== Problem ==
Produce an exact transcription of the listing below, omitting the pictures.

______

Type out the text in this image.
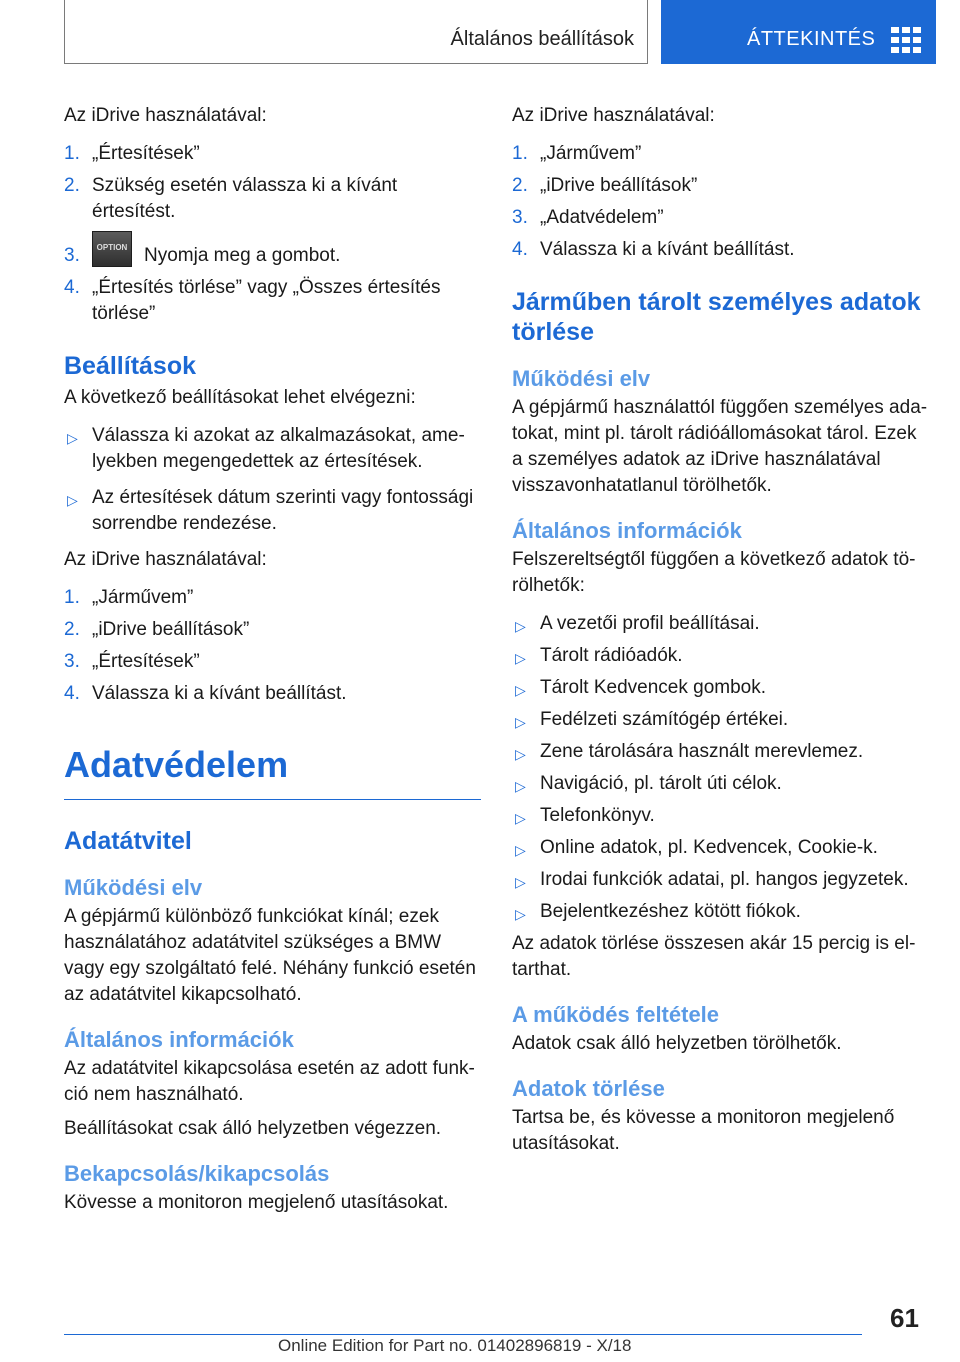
Általános beállítások	ÁTTEKINTÉS

Az iDrive használatával:

1. „Értesítések”
2. Szükség esetén válassza ki a kívánt értesítést.
3.	OPTION Nyomja meg a gombot.
4. „Értesítés törlése” vagy „Összes értesítés törlése”
Beállítások

A következő beállításokat lehet elvégezni:

▷ Válassza ki azokat az alkalmazásokat, amelyekben megengedettek az értesítések.
▷ Az értesítések dátum szerinti vagy fontossági sorrendbe rendezése.

Az iDrive használatával:

1. „Járművem”
2. „iDrive beállítások”
3. „Értesítések”
4. Válassza ki a kívánt beállítást.
Adatvédelem
Adatátvitel
Működési elv

A gépjármű különböző funkciókat kínál; ezek használatához adatátvitel szükséges a BMW vagy egy szolgáltató felé. Néhány funkció esetén az adatátvitel kikapcsolható.

Általános információk

Az adatátvitel kikapcsolása esetén az adott funkció nem használható.

Beállításokat csak álló helyzetben végezzen.

Bekapcsolás/kikapcsolás

Kövesse a monitoron megjelenő utasításokat.

Az iDrive használatával:

1. „Járművem”
2. „iDrive beállítások”
3. „Adatvédelem”
4. Válassza ki a kívánt beállítást.
Járműben tárolt személyes adatok törlése
Működési elv

A gépjármű használattól függően személyes adatokat, mint pl. tárolt rádióállomásokat tárol. Ezek a személyes adatok az iDrive használatával visszavonhatatlanul törölhetők.

Általános információk

Felszereltségtől függően a következő adatok törölhetők:

▷ A vezetői profil beállításai.
▷ Tárolt rádióadók.
▷ Tárolt Kedvencek gombok.
▷ Fedélzeti számítógép értékei.
▷ Zene tárolására használt merevlemez.
▷ Navigáció, pl. tárolt úti célok.
▷ Telefonkönyv.
▷ Online adatok, pl. Kedvencek, Cookie-k.
▷ Irodai funkciók adatai, pl. hangos jegyzetek.
▷ Bejelentkezéshez kötött fiókok.

Az adatok törlése összesen akár 15 percig is eltarthat.

A működés feltétele

Adatok csak álló helyzetben törölhetők.

Adatok törlése

Tartsa be, és kövesse a monitoron megjelenő utasításokat.

61
Online Edition for Part no. 01402896819 - X/18
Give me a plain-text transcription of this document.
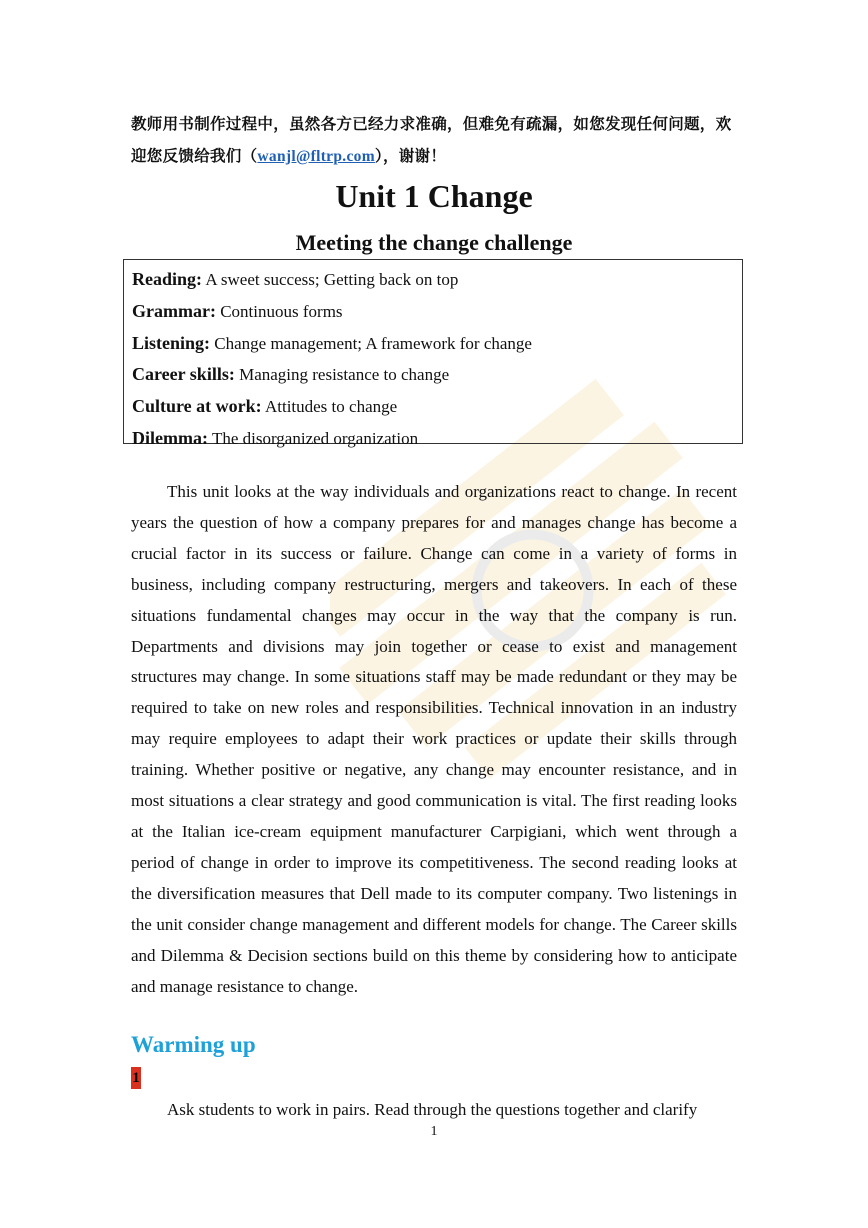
教师用书制作过程中，虽然各方已经力求准确，但难免有疏漏，如您发现任何问题，欢迎您反馈给我们（wanjl@fltrp.com），谢谢！
Unit 1 Change
Meeting the change challenge
Reading: A sweet success; Getting back on top
Grammar: Continuous forms
Listening: Change management; A framework for change
Career skills: Managing resistance to change
Culture at work: Attitudes to change
Dilemma: The disorganized organization

This unit looks at the way individuals and organizations react to change. In recent years the question of how a company prepares for and manages change has become a crucial factor in its success or failure. Change can come in a variety of forms in business, including company restructuring, mergers and takeovers. In each of these situations fundamental changes may occur in the way that the company is run. Departments and divisions may join together or cease to exist and management structures may change. In some situations staff may be made redundant or they may be required to take on new roles and responsibilities. Technical innovation in an industry may require employees to adapt their work practices or update their skills through training. Whether positive or negative, any change may encounter resistance, and in most situations a clear strategy and good communication is vital. The first reading looks at the Italian ice-cream equipment manufacturer Carpigiani, which went through a period of change in order to improve its competitiveness. The second reading looks at the diversification measures that Dell made to its computer company. Two listenings in the unit consider change management and different models for change. The Career skills and Dilemma & Decision sections build on this theme by considering how to anticipate and manage resistance to change.

Warming up
1
Ask students to work in pairs. Read through the questions together and clarify
1
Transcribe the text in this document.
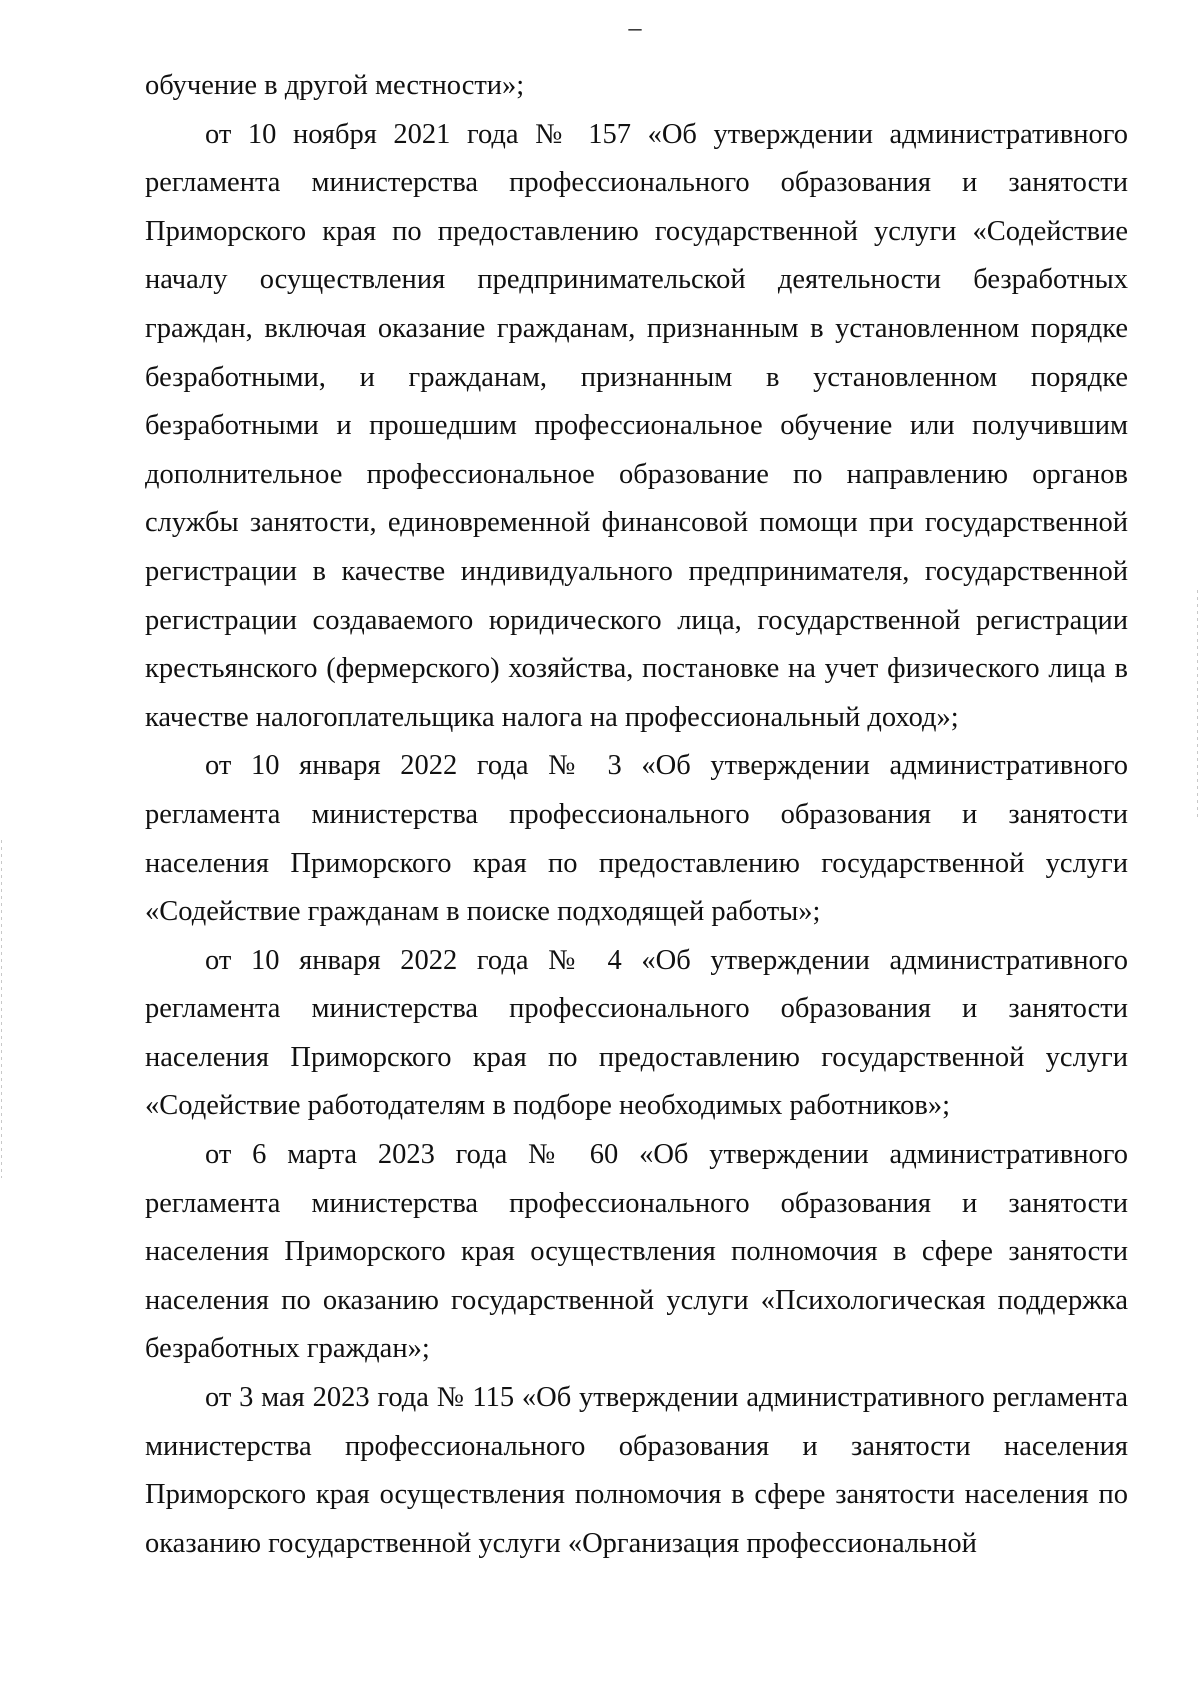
–

обучение в другой местности»;

от 10 ноября 2021 года № 157 «Об утверждении административного регламента министерства профессионального образования и занятости Приморского края по предоставлению государственной услуги «Содействие началу осуществления предпринимательской деятельности безработных граждан, включая оказание гражданам, признанным в установленном порядке безработными, и гражданам, признанным в установленном порядке безработными и прошедшим профессиональное обучение или получившим дополнительное профессиональное образование по направлению органов службы занятости, единовременной финансовой помощи при государственной регистрации в качестве индивидуального предпринимателя, государственной регистрации создаваемого юридического лица, государственной регистрации крестьянского (фермерского) хозяйства, постановке на учет физического лица в качестве налогоплательщика налога на профессиональный доход»;

от 10 января 2022 года № 3 «Об утверждении административного регламента министерства профессионального образования и занятости населения Приморского края по предоставлению государственной услуги «Содействие гражданам в поиске подходящей работы»;

от 10 января 2022 года № 4 «Об утверждении административного регламента министерства профессионального образования и занятости населения Приморского края по предоставлению государственной услуги «Содействие работодателям в подборе необходимых работников»;

от 6 марта 2023 года № 60 «Об утверждении административного регламента министерства профессионального образования и занятости населения Приморского края осуществления полномочия в сфере занятости населения по оказанию государственной услуги «Психологическая поддержка безработных граждан»;

от 3 мая 2023 года № 115 «Об утверждении административного регламента министерства профессионального образования и занятости населения Приморского края осуществления полномочия в сфере занятости населения по оказанию государственной услуги «Организация профессиональной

______

== Answer ==
Type out the text in this image.
Általános beállítások	ÁTTEKINTÉS

Az iDrive használatával:

1. „Értesítések”
2. Szükség esetén válassza ki a kívánt értesítést.
3.	OPTION Nyomja meg a gombot.
4. „Értesítés törlése” vagy „Összes értesítés törlése”
Beállítások

A következő beállításokat lehet elvégezni:

▷ Válassza ki azokat az alkalmazásokat, amelyekben megengedettek az értesítések.
▷ Az értesítések dátum szerinti vagy fontossági sorrendbe rendezése.

Az iDrive használatával:

1. „Járművem”
2. „iDrive beállítások”
3. „Értesítések”
4. Válassza ki a kívánt beállítást.
Adatvédelem
Adatátvitel
Működési elv

A gépjármű különböző funkciókat kínál; ezek használatához adatátvitel szükséges a BMW vagy egy szolgáltató felé. Néhány funkció esetén az adatátvitel kikapcsolható.

Általános információk

Az adatátvitel kikapcsolása esetén az adott funkció nem használható.

Beállításokat csak álló helyzetben végezzen.

Bekapcsolás/kikapcsolás

Kövesse a monitoron megjelenő utasításokat.

Az iDrive használatával:

1. „Járművem”
2. „iDrive beállítások”
3. „Adatvédelem”
4. Válassza ki a kívánt beállítást.
Járműben tárolt személyes adatok törlése
Működési elv

A gépjármű használattól függően személyes adatokat, mint pl. tárolt rádióállomásokat tárol. Ezek a személyes adatok az iDrive használatával visszavonhatatlanul törölhetők.

Általános információk

Felszereltségtől függően a következő adatok törölhetők:

▷ A vezetői profil beállításai.
▷ Tárolt rádióadók.
▷ Tárolt Kedvencek gombok.
▷ Fedélzeti számítógép értékei.
▷ Zene tárolására használt merevlemez.
▷ Navigáció, pl. tárolt úti célok.
▷ Telefonkönyv.
▷ Online adatok, pl. Kedvencek, Cookie-k.
▷ Irodai funkciók adatai, pl. hangos jegyzetek.
▷ Bejelentkezéshez kötött fiókok.

Az adatok törlése összesen akár 15 percig is eltarthat.

A működés feltétele

Adatok csak álló helyzetben törölhetők.

Adatok törlése

Tartsa be, és kövesse a monitoron megjelenő utasításokat.

61
Online Edition for Part no. 01402896819 - X/18
Give me a plain-text transcription of this document.
教师用书制作过程中，虽然各方已经力求准确，但难免有疏漏，如您发现任何问题，欢迎您反馈给我们（wanjl@fltrp.com），谢谢！
Unit 1 Change
Meeting the change challenge
Reading: A sweet success; Getting back on top
Grammar: Continuous forms
Listening: Change management; A framework for change
Career skills: Managing resistance to change
Culture at work: Attitudes to change
Dilemma: The disorganized organization

This unit looks at the way individuals and organizations react to change. In recent years the question of how a company prepares for and manages change has become a crucial factor in its success or failure. Change can come in a variety of forms in business, including company restructuring, mergers and takeovers. In each of these situations fundamental changes may occur in the way that the company is run. Departments and divisions may join together or cease to exist and management structures may change. In some situations staff may be made redundant or they may be required to take on new roles and responsibilities. Technical innovation in an industry may require employees to adapt their work practices or update their skills through training. Whether positive or negative, any change may encounter resistance, and in most situations a clear strategy and good communication is vital. The first reading looks at the Italian ice-cream equipment manufacturer Carpigiani, which went through a period of change in order to improve its competitiveness. The second reading looks at the diversification measures that Dell made to its computer company. Two listenings in the unit consider change management and different models for change. The Career skills and Dilemma & Decision sections build on this theme by considering how to anticipate and manage resistance to change.

Warming up
1
Ask students to work in pairs. Read through the questions together and clarify
1
Transcribe the text in this document.
–

обучение в другой местности»;

от 10 ноября 2021 года № 157 «Об утверждении административного регламента министерства профессионального образования и занятости Приморского края по предоставлению государственной услуги «Содействие началу осуществления предпринимательской деятельности безработных граждан, включая оказание гражданам, признанным в установленном порядке безработными, и гражданам, признанным в установленном порядке безработными и прошедшим профессиональное обучение или получившим дополнительное профессиональное образование по направлению органов службы занятости, единовременной финансовой помощи при государственной регистрации в качестве индивидуального предпринимателя, государственной регистрации создаваемого юридического лица, государственной регистрации крестьянского (фермерского) хозяйства, постановке на учет физического лица в качестве налогоплательщика налога на профессиональный доход»;

от 10 января 2022 года № 3 «Об утверждении административного регламента министерства профессионального образования и занятости населения Приморского края по предоставлению государственной услуги «Содействие гражданам в поиске подходящей работы»;

от 10 января 2022 года № 4 «Об утверждении административного регламента министерства профессионального образования и занятости населения Приморского края по предоставлению государственной услуги «Содействие работодателям в подборе необходимых работников»;

от 6 марта 2023 года № 60 «Об утверждении административного регламента министерства профессионального образования и занятости населения Приморского края осуществления полномочия в сфере занятости населения по оказанию государственной услуги «Психологическая поддержка безработных граждан»;

от 3 мая 2023 года № 115 «Об утверждении административного регламента министерства профессионального образования и занятости населения Приморского края осуществления полномочия в сфере занятости населения по оказанию государственной услуги «Организация профессиональной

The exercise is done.